- _ТЕКСТ ДОКУМЕНТА_:

Краеведение принадлежит к комплексным наукам. По типу оно близко к географии, но география обходится без оценок — она спокойнее, строже, беспристрастнее. Это своего рода «общественный недостаток» географии. Краеведение оценивает значительность происшедших на той или иной территории событий, связанных с этой местностью людей, ценность архитектурных и археологических памятников, красоту пейзажей. С этой точки зрения моральная отдача краеведения как науки исключительно велика. И при всей необходимости географии краеведение — гораздо более воспитывающая наука.
Биолог, исследующий явления жизни, не вносит нового начала в сам объект исследования. Литературоведение и искусствоведение открывают что-то новое для читателей, зрителей, слушателей, но это «новое», если оно, конечно, верно, не вносит в предмет ничего сверх замысла творца, автора.

- _СТРОКИ_:
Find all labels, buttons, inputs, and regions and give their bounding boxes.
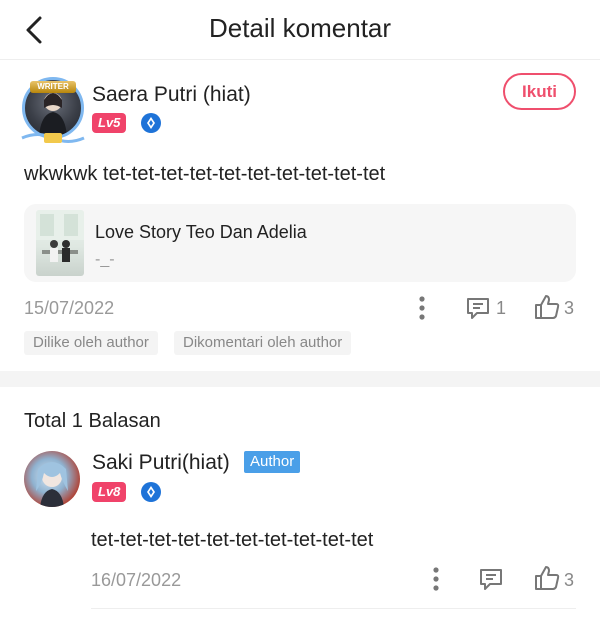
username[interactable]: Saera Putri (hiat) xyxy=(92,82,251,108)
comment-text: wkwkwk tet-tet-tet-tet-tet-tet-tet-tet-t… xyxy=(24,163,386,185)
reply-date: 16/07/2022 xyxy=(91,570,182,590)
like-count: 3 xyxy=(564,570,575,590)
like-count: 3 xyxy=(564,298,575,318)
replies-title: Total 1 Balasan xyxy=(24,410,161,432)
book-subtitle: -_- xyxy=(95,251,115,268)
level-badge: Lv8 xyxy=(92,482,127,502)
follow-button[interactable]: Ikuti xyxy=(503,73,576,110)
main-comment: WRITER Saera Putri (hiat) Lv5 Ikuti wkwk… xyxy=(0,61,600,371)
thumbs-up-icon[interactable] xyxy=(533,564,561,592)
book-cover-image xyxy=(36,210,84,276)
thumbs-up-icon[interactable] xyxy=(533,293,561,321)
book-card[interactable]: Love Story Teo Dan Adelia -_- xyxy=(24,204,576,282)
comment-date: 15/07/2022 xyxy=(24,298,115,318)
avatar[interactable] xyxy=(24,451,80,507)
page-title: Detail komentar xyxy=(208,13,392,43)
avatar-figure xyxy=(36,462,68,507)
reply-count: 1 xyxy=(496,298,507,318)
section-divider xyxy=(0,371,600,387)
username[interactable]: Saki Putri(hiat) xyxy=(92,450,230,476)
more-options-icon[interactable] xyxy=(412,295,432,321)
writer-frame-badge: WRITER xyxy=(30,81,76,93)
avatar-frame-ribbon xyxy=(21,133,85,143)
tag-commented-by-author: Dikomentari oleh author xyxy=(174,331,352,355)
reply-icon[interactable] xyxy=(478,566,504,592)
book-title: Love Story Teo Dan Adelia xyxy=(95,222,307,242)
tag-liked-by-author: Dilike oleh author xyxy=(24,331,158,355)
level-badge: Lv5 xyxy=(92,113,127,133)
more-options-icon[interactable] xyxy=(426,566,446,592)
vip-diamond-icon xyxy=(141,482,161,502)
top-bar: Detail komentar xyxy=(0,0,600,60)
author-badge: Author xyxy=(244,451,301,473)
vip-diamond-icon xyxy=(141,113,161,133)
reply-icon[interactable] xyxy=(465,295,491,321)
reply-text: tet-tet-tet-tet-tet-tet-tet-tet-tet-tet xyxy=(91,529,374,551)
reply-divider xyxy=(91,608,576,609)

---

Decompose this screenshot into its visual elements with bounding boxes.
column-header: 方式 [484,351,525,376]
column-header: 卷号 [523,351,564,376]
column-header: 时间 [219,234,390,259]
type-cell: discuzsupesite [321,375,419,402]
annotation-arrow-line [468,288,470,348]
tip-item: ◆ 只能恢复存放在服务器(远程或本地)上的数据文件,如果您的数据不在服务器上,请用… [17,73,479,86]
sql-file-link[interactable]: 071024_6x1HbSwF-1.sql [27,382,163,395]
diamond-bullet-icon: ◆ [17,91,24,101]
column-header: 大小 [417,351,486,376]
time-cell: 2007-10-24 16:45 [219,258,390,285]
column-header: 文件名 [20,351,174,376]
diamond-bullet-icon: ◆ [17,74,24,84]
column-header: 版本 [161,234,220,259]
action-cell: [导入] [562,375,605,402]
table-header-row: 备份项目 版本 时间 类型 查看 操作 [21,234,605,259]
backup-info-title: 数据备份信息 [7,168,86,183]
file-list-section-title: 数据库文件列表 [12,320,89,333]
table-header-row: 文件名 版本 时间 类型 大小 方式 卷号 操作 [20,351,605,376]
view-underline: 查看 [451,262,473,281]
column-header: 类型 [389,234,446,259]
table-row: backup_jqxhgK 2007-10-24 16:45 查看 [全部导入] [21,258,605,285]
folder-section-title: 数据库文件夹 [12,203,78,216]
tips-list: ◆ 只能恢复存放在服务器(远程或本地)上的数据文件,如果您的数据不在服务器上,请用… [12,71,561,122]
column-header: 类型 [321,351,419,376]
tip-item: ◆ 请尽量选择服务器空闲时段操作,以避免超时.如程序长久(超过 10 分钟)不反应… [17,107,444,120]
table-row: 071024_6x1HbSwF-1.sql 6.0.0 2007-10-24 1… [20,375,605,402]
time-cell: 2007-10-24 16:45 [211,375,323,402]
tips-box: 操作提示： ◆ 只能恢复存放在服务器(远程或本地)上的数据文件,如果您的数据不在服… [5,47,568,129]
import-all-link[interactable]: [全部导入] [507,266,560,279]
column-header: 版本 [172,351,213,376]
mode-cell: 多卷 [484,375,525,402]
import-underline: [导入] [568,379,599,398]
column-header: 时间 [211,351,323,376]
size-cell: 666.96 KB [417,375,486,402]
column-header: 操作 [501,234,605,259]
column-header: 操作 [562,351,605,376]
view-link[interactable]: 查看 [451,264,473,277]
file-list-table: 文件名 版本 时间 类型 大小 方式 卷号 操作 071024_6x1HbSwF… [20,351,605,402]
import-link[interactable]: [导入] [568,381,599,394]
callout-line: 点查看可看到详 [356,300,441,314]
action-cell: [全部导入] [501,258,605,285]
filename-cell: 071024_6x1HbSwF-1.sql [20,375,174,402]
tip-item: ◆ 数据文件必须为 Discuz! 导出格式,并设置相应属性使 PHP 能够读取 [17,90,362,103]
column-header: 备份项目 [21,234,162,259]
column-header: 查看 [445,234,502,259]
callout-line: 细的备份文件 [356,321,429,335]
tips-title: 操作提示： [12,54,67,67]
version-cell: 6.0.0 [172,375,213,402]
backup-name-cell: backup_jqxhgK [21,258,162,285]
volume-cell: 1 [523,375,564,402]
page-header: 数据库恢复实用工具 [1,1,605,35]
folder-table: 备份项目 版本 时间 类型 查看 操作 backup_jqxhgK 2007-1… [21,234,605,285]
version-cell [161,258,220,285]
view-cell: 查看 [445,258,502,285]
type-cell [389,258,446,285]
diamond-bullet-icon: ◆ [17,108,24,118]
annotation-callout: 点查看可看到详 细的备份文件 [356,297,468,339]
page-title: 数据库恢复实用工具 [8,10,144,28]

==

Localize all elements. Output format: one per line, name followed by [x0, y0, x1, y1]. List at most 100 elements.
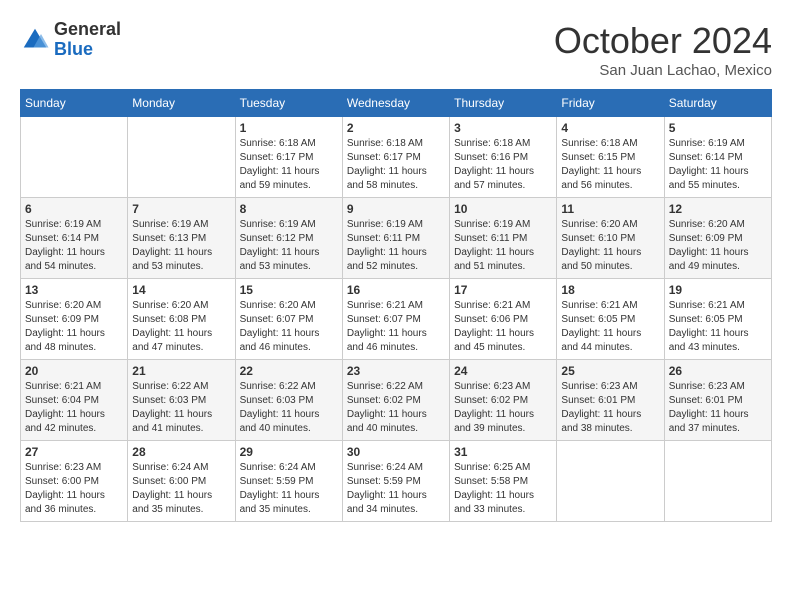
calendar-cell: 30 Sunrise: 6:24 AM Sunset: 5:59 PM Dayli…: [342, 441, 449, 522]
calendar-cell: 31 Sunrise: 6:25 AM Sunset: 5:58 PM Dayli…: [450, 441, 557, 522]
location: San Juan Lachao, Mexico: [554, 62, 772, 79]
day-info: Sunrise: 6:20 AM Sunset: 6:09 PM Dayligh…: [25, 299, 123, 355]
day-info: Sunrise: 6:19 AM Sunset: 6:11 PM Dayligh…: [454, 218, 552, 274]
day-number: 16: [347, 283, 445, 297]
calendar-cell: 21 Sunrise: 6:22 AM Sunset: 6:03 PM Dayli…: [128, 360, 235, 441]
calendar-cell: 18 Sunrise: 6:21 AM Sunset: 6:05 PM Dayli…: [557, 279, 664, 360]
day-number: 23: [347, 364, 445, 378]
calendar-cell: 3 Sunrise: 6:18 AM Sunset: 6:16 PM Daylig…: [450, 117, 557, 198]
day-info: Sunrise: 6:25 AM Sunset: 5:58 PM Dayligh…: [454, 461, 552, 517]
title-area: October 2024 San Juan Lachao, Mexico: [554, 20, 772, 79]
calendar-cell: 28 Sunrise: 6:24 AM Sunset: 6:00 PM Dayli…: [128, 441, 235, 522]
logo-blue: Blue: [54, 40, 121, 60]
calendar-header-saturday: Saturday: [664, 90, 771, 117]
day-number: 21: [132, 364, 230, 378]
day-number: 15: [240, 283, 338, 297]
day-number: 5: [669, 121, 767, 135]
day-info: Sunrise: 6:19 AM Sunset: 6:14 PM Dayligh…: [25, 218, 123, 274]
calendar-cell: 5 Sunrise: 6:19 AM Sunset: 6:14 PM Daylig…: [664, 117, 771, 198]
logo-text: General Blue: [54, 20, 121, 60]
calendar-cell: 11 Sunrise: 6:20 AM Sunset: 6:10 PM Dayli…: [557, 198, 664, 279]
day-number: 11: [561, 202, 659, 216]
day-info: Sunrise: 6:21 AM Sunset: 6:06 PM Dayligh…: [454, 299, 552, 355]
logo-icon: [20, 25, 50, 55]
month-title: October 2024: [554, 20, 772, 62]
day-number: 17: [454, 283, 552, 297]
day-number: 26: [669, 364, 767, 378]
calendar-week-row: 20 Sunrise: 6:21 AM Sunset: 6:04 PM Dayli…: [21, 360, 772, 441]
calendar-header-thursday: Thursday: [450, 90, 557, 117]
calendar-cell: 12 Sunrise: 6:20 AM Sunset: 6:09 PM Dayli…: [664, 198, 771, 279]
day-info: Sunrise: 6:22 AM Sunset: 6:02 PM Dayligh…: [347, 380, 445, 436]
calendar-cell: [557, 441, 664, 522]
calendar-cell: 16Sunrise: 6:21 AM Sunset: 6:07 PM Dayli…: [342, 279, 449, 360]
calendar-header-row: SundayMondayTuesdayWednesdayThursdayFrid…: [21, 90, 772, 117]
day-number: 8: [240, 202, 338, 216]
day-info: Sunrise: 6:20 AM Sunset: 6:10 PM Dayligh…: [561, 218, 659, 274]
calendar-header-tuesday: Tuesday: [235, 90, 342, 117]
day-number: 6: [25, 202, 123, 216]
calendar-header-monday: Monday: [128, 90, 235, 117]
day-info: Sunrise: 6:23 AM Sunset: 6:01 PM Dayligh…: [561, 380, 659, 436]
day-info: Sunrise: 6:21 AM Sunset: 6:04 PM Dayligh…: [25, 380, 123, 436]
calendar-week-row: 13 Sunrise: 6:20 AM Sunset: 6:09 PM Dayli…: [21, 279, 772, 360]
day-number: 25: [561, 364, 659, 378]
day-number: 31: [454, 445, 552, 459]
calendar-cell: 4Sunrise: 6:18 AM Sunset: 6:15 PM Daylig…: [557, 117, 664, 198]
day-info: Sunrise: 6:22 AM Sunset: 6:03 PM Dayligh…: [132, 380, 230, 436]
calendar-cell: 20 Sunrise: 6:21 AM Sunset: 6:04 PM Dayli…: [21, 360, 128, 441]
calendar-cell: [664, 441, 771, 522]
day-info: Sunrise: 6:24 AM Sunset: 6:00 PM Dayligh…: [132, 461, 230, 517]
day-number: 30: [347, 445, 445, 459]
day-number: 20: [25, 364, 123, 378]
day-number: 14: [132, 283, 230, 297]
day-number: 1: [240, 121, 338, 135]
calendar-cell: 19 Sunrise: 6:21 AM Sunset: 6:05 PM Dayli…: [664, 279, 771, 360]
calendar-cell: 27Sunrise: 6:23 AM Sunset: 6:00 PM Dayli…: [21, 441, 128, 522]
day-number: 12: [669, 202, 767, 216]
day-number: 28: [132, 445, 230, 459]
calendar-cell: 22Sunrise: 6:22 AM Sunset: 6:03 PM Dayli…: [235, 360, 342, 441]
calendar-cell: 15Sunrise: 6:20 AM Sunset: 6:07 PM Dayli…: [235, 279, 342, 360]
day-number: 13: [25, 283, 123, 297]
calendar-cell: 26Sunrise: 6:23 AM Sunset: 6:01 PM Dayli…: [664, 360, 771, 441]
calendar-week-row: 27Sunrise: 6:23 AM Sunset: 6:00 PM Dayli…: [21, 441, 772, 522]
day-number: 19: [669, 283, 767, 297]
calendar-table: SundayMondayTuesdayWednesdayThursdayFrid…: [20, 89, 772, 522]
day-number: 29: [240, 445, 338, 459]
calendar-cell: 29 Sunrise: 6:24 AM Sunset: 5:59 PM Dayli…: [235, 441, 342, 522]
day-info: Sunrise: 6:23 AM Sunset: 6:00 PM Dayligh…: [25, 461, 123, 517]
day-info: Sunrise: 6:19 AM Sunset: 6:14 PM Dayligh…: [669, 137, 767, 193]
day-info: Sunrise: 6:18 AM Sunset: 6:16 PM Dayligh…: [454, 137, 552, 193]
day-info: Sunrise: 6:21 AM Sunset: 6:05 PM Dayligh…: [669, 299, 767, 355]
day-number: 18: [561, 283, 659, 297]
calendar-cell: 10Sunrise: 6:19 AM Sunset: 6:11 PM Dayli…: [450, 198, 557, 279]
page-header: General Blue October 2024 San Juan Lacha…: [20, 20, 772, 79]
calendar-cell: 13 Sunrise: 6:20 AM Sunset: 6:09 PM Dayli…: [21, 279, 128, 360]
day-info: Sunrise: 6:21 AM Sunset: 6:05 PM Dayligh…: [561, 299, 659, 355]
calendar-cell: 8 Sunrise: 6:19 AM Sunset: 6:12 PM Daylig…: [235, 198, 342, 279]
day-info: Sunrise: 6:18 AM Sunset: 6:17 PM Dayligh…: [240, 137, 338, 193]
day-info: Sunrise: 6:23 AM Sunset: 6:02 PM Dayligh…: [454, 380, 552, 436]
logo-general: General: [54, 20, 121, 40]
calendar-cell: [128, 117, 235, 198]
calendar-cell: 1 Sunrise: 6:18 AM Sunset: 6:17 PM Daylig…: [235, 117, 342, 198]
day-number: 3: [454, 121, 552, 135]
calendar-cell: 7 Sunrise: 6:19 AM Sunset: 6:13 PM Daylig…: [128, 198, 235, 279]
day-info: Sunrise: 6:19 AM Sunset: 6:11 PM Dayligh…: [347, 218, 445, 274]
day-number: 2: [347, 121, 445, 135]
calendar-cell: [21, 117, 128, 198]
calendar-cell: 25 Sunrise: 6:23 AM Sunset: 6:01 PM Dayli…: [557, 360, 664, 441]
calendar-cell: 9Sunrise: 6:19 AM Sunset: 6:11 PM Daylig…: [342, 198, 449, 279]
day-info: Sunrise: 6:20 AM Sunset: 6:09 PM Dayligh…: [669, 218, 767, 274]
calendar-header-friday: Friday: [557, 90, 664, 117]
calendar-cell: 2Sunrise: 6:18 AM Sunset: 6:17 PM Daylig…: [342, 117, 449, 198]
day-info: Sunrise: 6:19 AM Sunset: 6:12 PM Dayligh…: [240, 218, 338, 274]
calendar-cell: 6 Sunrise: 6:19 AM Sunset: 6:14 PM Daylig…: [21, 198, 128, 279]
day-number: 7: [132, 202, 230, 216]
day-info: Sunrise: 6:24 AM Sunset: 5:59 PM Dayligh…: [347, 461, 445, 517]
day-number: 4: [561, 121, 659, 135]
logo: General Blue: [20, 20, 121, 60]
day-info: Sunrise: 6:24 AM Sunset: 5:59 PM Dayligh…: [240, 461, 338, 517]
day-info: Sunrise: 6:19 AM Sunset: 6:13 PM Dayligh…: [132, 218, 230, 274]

- _КОРОТКАЯ ЗАДАЧА_:
Перечислите всё, что, согласно тексту о краеведении, оценивает краеведение. Строки взяты из другого источника.

- _ВЫПОЛНЕННОЕ ЗАДАНИЕ_:
- значительность происшедших на той или иной территории событий
- связанных с этой местностью людей
- ценность архитектурных и археологических памятников
- красоту пейзажей